» **Stored data entries**:
◆ ◆ ◆ ◆
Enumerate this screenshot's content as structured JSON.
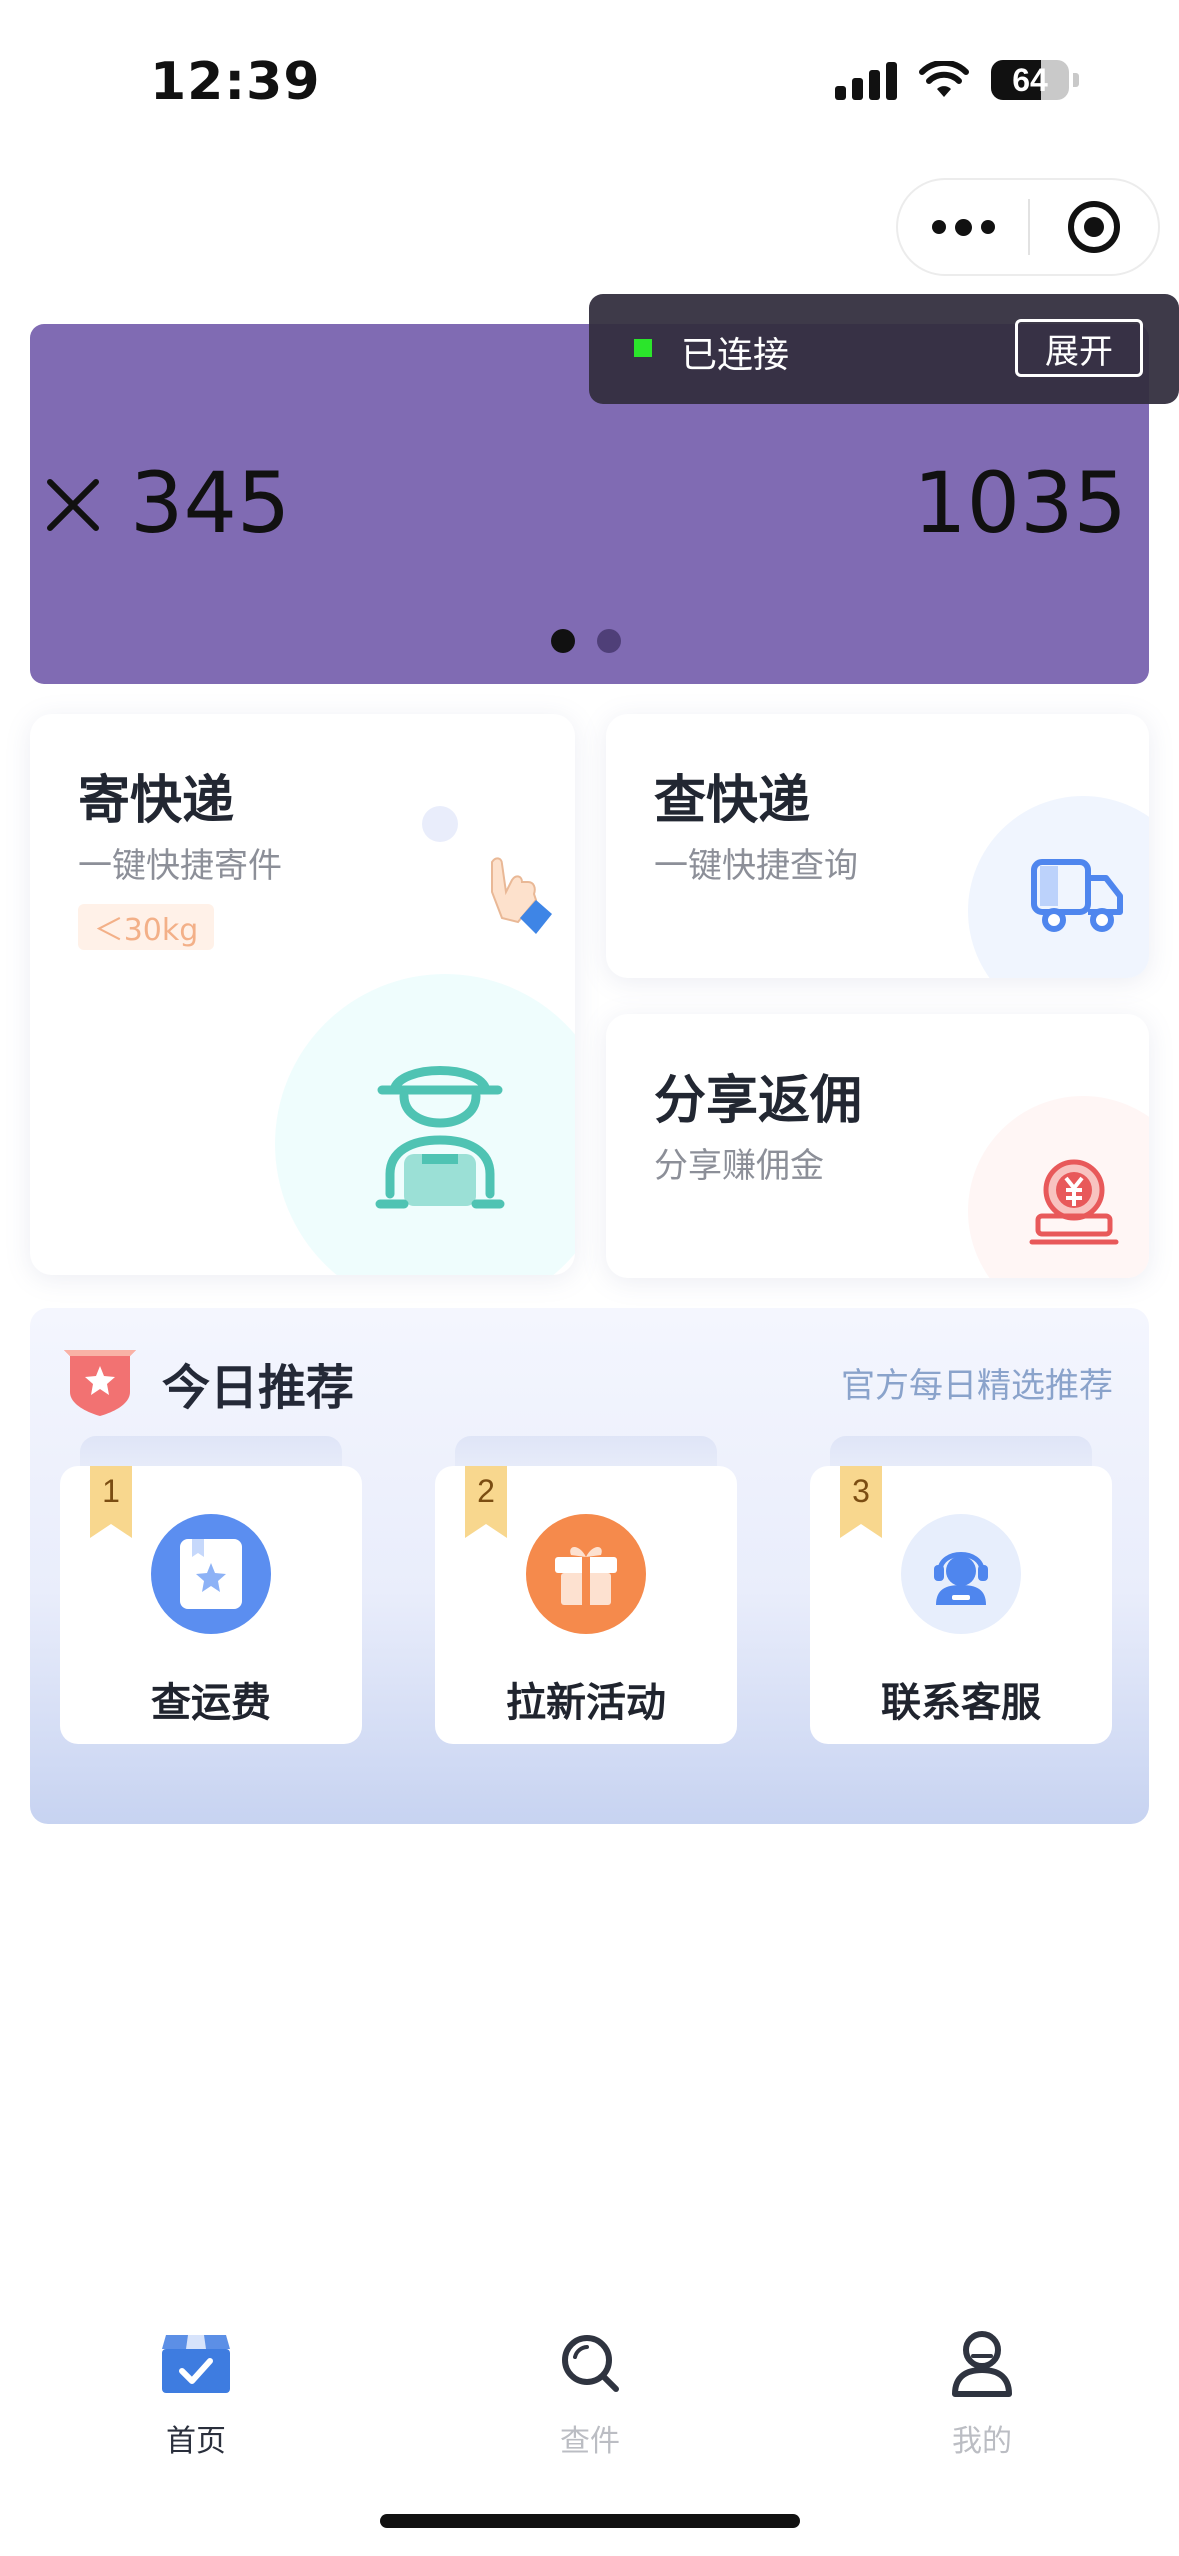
{
  "status_bar": {
    "time": "12:39",
    "battery": "64",
    "battery_level": 0.64
  },
  "banner": {
    "left_value": "345",
    "right_value": "1035",
    "slide_count": 2,
    "active_slide": 1,
    "background": "#806bb3"
  },
  "toast": {
    "status": "已连接",
    "expand_label": "展开",
    "status_color": "#2be52b"
  },
  "services": {
    "send": {
      "title": "寄快递",
      "subtitle": "一键快捷寄件",
      "tag": "＜30kg",
      "icon": "courier-icon"
    },
    "query": {
      "title": "查快递",
      "subtitle": "一键快捷查询",
      "icon": "truck-icon"
    },
    "share": {
      "title": "分享返佣",
      "subtitle": "分享赚佣金",
      "icon": "coin-icon"
    }
  },
  "recommend": {
    "title": "今日推荐",
    "more": "官方每日精选推荐",
    "items": [
      {
        "rank": "1",
        "label": "查运费",
        "icon": "bookmark-star-icon",
        "color": "#5b8ef0"
      },
      {
        "rank": "2",
        "label": "拉新活动",
        "icon": "gift-icon",
        "color": "#f58a4c"
      },
      {
        "rank": "3",
        "label": "联系客服",
        "icon": "customer-service-icon",
        "color": "#e7eefc"
      }
    ]
  },
  "tabbar": {
    "items": [
      {
        "label": "首页",
        "icon": "home-box-icon",
        "active": true
      },
      {
        "label": "查件",
        "icon": "search-icon",
        "active": false
      },
      {
        "label": "我的",
        "icon": "profile-icon",
        "active": false
      }
    ]
  }
}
◆ ◆ ◆ ◆
» **What you should do**: Would you mind returning each entry above word for word, skipping the images?

» **Solved problem**:
Enumerate this screenshot's content as structured JSON.
{
  "status_bar": {
    "time": "12:39",
    "battery": "64",
    "battery_level": 0.64
  },
  "banner": {
    "left_value": "345",
    "right_value": "1035",
    "slide_count": 2,
    "active_slide": 1,
    "background": "#806bb3"
  },
  "toast": {
    "status": "已连接",
    "expand_label": "展开",
    "status_color": "#2be52b"
  },
  "services": {
    "send": {
      "title": "寄快递",
      "subtitle": "一键快捷寄件",
      "tag": "＜30kg",
      "icon": "courier-icon"
    },
    "query": {
      "title": "查快递",
      "subtitle": "一键快捷查询",
      "icon": "truck-icon"
    },
    "share": {
      "title": "分享返佣",
      "subtitle": "分享赚佣金",
      "icon": "coin-icon"
    }
  },
  "recommend": {
    "title": "今日推荐",
    "more": "官方每日精选推荐",
    "items": [
      {
        "rank": "1",
        "label": "查运费",
        "icon": "bookmark-star-icon",
        "color": "#5b8ef0"
      },
      {
        "rank": "2",
        "label": "拉新活动",
        "icon": "gift-icon",
        "color": "#f58a4c"
      },
      {
        "rank": "3",
        "label": "联系客服",
        "icon": "customer-service-icon",
        "color": "#e7eefc"
      }
    ]
  },
  "tabbar": {
    "items": [
      {
        "label": "首页",
        "icon": "home-box-icon",
        "active": true
      },
      {
        "label": "查件",
        "icon": "search-icon",
        "active": false
      },
      {
        "label": "我的",
        "icon": "profile-icon",
        "active": false
      }
    ]
  }
}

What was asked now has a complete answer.